Give the listing below again in full, exactly as written.

** Begin DATA LISTING **

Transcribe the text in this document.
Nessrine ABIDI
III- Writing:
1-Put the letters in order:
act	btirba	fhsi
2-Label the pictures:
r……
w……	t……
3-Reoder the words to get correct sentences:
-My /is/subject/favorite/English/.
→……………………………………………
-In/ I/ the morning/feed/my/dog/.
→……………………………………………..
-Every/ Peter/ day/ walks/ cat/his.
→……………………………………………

** End DATA LISTING **

RESULT OF THIS EXERCISE:
Transcribe the text in this document.
Nessrine ABIDI
III- Writing:
1-Put the letters in order:
act	btirba	fhsi
2-Label the pictures:
r……
w……	t……
3-Reoder the words to get correct sentences:
-My /is/subject/favorite/English/.
→……………………………………………
-In/ I/ the morning/feed/my/dog/.
→……………………………………………..
-Every/ Peter/ day/ walks/ cat/his.
→……………………………………………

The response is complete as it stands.